Given records:
►
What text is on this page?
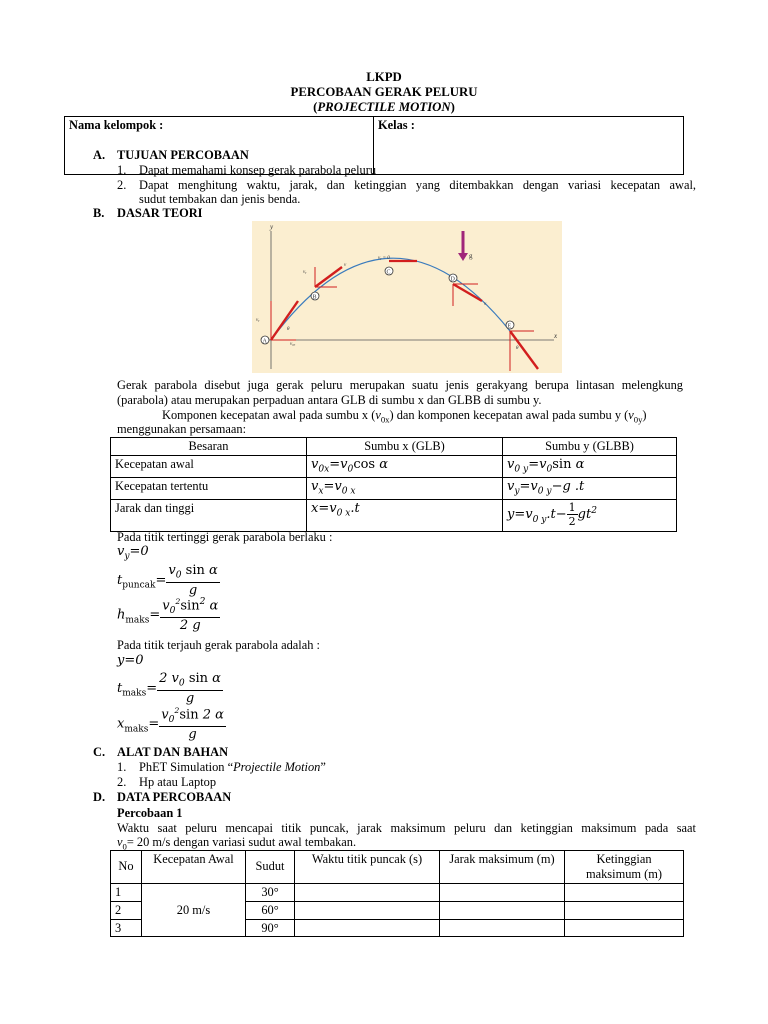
LKPD
PERCOBAAN GERAK PELURU
(PROJECTILE MOTION)
Nama kelompok :	Kelas :
A. TUJUAN PERCOBAAN
1. Dapat memahami konsep gerak parabola peluru
2. Dapat menghitung waktu, jarak, dan ketinggian yang ditembakkan dengan variasi kecepatan awal,
sudut tembakan dan jenis benda.
B. DASAR TEORI
y
x
g
A
B
C
D
E
vᵧ
v₀ₓ
θ
vᵧ
v
vᵧ = 0
v
θ
Gerak parabola disebut juga gerak peluru merupakan suatu jenis gerakyang berupa lintasan melengkung (parabola) atau merupakan perpaduan antara GLB di sumbu x dan GLBB di sumbu y.
Komponen kecepatan awal pada sumbu x $(v_{0x})$ dan komponen kecepatan awal pada sumbu y $(v_{0y})$
menggunakan persamaan:
Besaran	Sumbu x (GLB)	Sumbu y (GLBB)
Kecepatan awal	$v_{0x}=v_0\cos$ α	$v_{0 y}=v_0\sin$ α
Kecepatan tertentu	$v_x=v_{0 x}$	$v_y=v_{0 y}-g$ .t
Jarak dan tinggi	$x=v_{0 x}.t$	$y=v_{0 y}.t- \frac{1}{2} gt^2$
Pada titik tertinggi gerak parabola berlaku :
$v_y=0$
$t_{puncak}= \frac{v_0 \sin \alpha}{g}$
$h_{maks}= \frac{v_0^2\sin^2 \alpha}{2 g}$
Pada titik terjauh gerak parabola adalah :
y=0
$t_{maks}= \frac{2 v_0 \sin \alpha}{g}$
$x_{maks}= \frac{v_0^2\sin 2 \alpha}{g}$
C. ALAT DAN BAHAN
1. PhET Simulation “Projectile Motion”
2. Hp atau Laptop
D. DATA PERCOBAAN
Percobaan 1
Waktu saat peluru mencapai titik puncak, jarak maksimum peluru dan ketinggian maksimum pada saat
$v_0= 20$ m/s dengan variasi sudut awal tembakan.
No	Kecepatan Awal	Sudut	Waktu titik puncak (s)	Jarak maksimum (m)	Ketinggian maksimum (m)
1	20 m/s	30°			
2		60°			
3		90°			
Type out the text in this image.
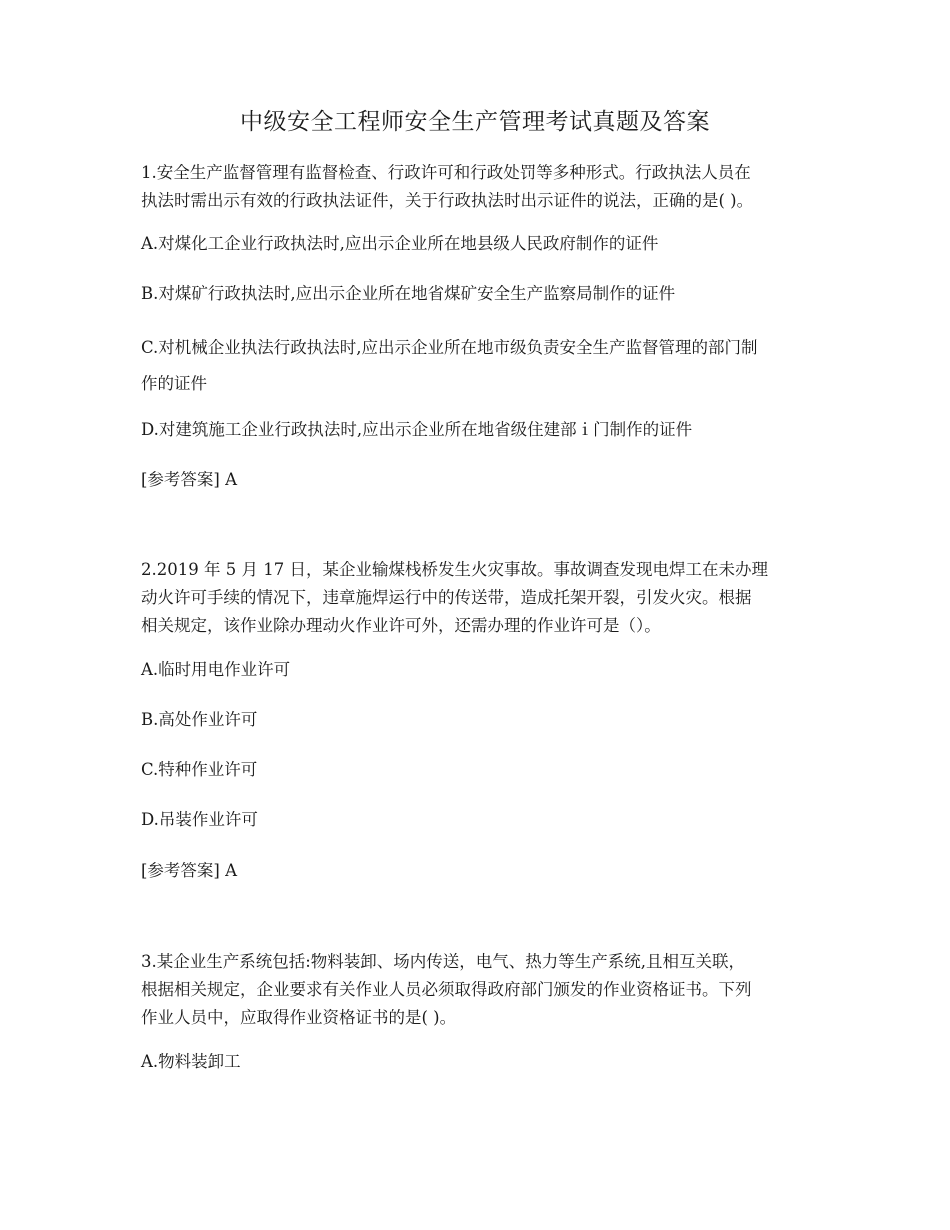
中级安全工程师安全生产管理考试真题及答案
1.安全生产监督管理有监督检查、行政许可和行政处罚等多种形式。行政执法人员在
执法时需出示有效的行政执法证件，关于行政执法时出示证件的说法，正确的是( )。
A.对煤化工企业行政执法时,应出示企业所在地县级人民政府制作的证件
B.对煤矿行政执法时,应出示企业所在地省煤矿安全生产监察局制作的证件
C.对机械企业执法行政执法时,应出示企业所在地市级负责安全生产监督管理的部门制
作的证件
D.对建筑施工企业行政执法时,应出示企业所在地省级住建部ｉ门制作的证件
[参考答案] A
2.2019 年 5 月 17 日，某企业输煤栈桥发生火灾事故。事故调查发现电焊工在未办理
动火许可手续的情况下，违章施焊运行中的传送带，造成托架开裂，引发火灾。根据
相关规定，该作业除办理动火作业许可外，还需办理的作业许可是（）。
A.临时用电作业许可
B.高处作业许可
C.特种作业许可
D.吊装作业许可
[参考答案] A
3.某企业生产系统包括:物料装卸、场内传送，电气、热力等生产系统,且相互关联，
根据相关规定，企业要求有关作业人员必须取得政府部门颁发的作业资格证书。下列
作业人员中，应取得作业资格证书的是( )。
A.物料装卸工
◄
What the task asks: Copy exactly the lines from the one containing "Type out the text in this image." through the last line of the records above, including both, and omit every picture.

Expected output:
Type out the text in this image.
中级安全工程师安全生产管理考试真题及答案
1.安全生产监督管理有监督检查、行政许可和行政处罚等多种形式。行政执法人员在
执法时需出示有效的行政执法证件，关于行政执法时出示证件的说法，正确的是( )。
A.对煤化工企业行政执法时,应出示企业所在地县级人民政府制作的证件
B.对煤矿行政执法时,应出示企业所在地省煤矿安全生产监察局制作的证件
C.对机械企业执法行政执法时,应出示企业所在地市级负责安全生产监督管理的部门制
作的证件
D.对建筑施工企业行政执法时,应出示企业所在地省级住建部ｉ门制作的证件
[参考答案] A
2.2019 年 5 月 17 日，某企业输煤栈桥发生火灾事故。事故调查发现电焊工在未办理
动火许可手续的情况下，违章施焊运行中的传送带，造成托架开裂，引发火灾。根据
相关规定，该作业除办理动火作业许可外，还需办理的作业许可是（）。
A.临时用电作业许可
B.高处作业许可
C.特种作业许可
D.吊装作业许可
[参考答案] A
3.某企业生产系统包括:物料装卸、场内传送，电气、热力等生产系统,且相互关联，
根据相关规定，企业要求有关作业人员必须取得政府部门颁发的作业资格证书。下列
作业人员中，应取得作业资格证书的是( )。
A.物料装卸工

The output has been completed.